Given task 1: In the records, rewrite the lines from the line with "y-tick-label: -100 [72, 413, 123, 444]" to the line with "panel-label: (a) [146, 20, 181, 53]", putting "x-axis-tick" in place of "x-tick-label" and keeping everything else the same.

Reading text:
* * * * *

At 11:11 AM 12/13/2002 -0600, Roy Bynum wrote:
Geoff,

There are always those that would say to governments or those in control, if you would only do it my way, things would be better.  I have been guilty of that myself.  It does not however change anything.

That, in and of itself is true. But it isn't only me. Why, I just read on my bill from a company that you used to work for that my service was being "detariffed". Our arrangement will continue for the foreseeable future but the handwriting is clear... things, they are a-changing.

It might even get to the point (in some places) where what is offered to the customer is based on what is currently possible/practical technically rather what is most backward compatible financially.

It won't happen everywhere at once, but it will happen. If it is enough better and provides a competitive edge to the customers then their competitors who operate in areas where such service is not available will overcome their disadvantage somehow. Guess what one of the methods will be?


Thank you,
Roy Bynum

Geoff




At 12:15 PM 12/12/2002 -0800, Geoff Thompson wrote:
Roy-

At 08:54 PM 12/10/2002 -0600, Roy Bynum wrote:
Geoff,

A service subscription network does not work like a privately owned LAN facility.

Currently true. Therein lies a great part of the problem that some of us are trying to solve.
Carriers have formulated the tariff/revenue model forever and it is based on the "old" model that bandwidth is scarce and precious.
Customers and us cranks from the LAN industry both want the WAN to look like a LAN

In a subscription network, there is no such thing as "excess bandwidth".  A copper facility will be provisioned and operate at the maximum that the distance attenuation will allow.  Fiber facilities will be provisioned to provide the maximum service bandwidth that the customer is willing to pay for.  When more than one customer can be put on the fiber facility, the service provider will provision the maximum that the fiber will support, often for packet/frame facilities, the bandwidth will be over provisioned in the aggregate for all of the customers.  This will hold true for either P2P or P2MP.  This is one of the economic realities of subscription networks.  The limitation of how much bandwidth and how many customers is put on that bandwidth is strictly do to the physical limitations of the facilities and the willingness of the sales and marketing people to keep putting people on the same facility.

You are assuming that the revenue/tariff model will not change.
I believe (1) that it will, if not in the US then elsewhere in the world in countries who are willing to bet that a new model will provide a "great lap forward" for them. and (2) if the revenue model does not change then EFM not be a success to any significant degree.


The use of "lettuce", "bananas", and "peanuts" was an effort to be able to indirectly discuss issues of service functionality requirements, which up until now, have not been fully explored.  Since "services" delivery is the specific purpose of a subscription network, without such a discussion, how will the group know if they have achieved the basic objective of  "Support Subscriber Access Network ..."

Thank you,
Roy Bynum

The world's WAN space is awash in lit and unlit excess bandwidth. (Transatlantic lit capacity is currently said to be 7X traffic) The telcom industry has no way to sell a significant portion of it in the current revenue model. Ultimately they (or their scrap dealers, who won't care about the current revenue. That's what makes scrap dealers/scavengers different) will have to make a decision about how to get some revenue out of it any way they can. High jitter, high bandwidth packet delivery systems that are terrible for real time voice and video provide the potential for this. If the scrap dealers can sell it this way in the regulated space I would expect them to do so. If the scrap dealers can sell in the unregulated space then they won't have to go to the trouble of making it jitter.

* * * * *

Provided material:
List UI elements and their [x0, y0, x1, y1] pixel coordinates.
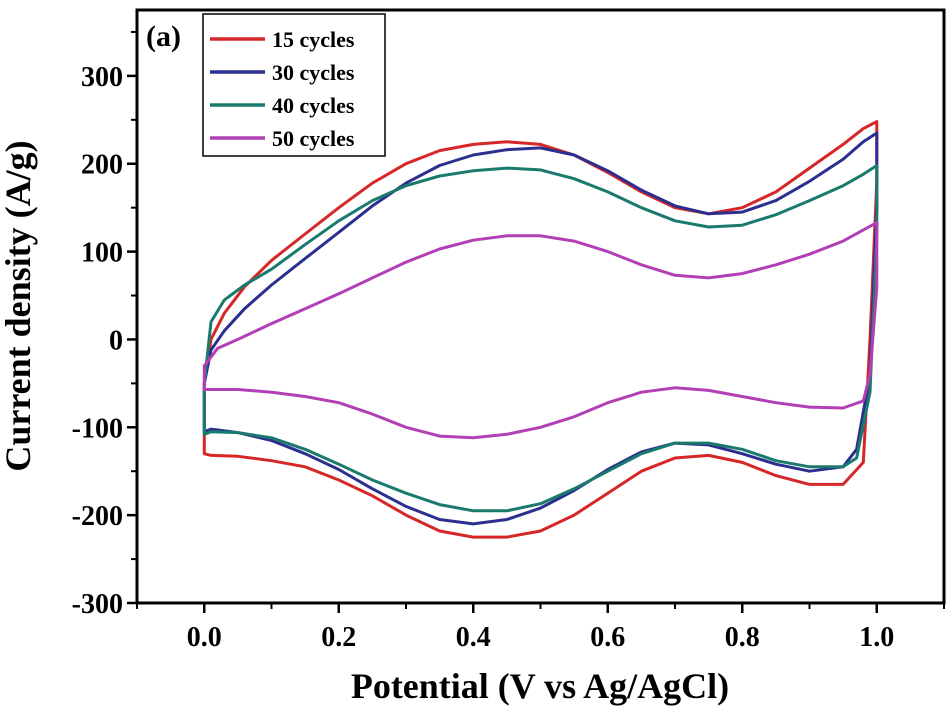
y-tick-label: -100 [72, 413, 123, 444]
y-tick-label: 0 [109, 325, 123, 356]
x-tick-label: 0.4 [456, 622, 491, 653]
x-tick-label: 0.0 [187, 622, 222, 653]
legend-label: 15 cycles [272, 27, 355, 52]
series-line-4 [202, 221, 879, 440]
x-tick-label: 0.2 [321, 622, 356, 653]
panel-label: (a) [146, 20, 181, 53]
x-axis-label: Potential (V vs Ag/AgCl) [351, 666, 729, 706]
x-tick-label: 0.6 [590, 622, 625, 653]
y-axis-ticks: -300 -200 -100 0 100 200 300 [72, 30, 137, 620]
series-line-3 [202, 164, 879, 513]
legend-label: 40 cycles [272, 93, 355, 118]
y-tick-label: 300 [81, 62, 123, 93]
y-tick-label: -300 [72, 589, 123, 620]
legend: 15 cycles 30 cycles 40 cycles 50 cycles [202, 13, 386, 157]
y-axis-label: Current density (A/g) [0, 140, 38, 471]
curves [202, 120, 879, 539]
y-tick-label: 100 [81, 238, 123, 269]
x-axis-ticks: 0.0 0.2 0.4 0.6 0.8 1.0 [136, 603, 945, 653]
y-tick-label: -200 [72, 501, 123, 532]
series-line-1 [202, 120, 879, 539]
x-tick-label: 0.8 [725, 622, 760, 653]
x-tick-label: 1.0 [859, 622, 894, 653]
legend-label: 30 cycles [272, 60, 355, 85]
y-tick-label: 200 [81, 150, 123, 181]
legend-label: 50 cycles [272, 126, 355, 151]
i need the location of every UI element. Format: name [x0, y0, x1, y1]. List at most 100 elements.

* * * * *

Given task 2: Decide whether each statement agrees with the email thread about network bandwidth. Answer yes or no, and quote the words from the thread that decide it. (a) Transatlantic lit capacity is said to be seven times traffic. (b) A copper facility is provisioned at the maximum bandwidth the customer is willing to pay for. (c) A bill described one writer's service as being "detariffed".

Exercise result 1:
y-tick-label: -100 [72, 413, 123, 444]
y-tick-label: 0 [109, 325, 123, 356]
x-axis-tick: 0.4 [456, 622, 491, 653]
x-axis-tick: 0.0 [187, 622, 222, 653]
legend-label: 15 cycles [272, 27, 355, 52]
series-line-4 [202, 221, 879, 440]
x-axis-tick: 0.2 [321, 622, 356, 653]
panel-label: (a) [146, 20, 181, 53]

Exercise result 2:
(a) Yes: "Transatlantic lit capacity is currently said to be 7X traffic"
(b) No: "A copper facility will be provisioned and operate at the maximum that the distance attenuation will allow."
(c) Yes: "my service was being "detariffed""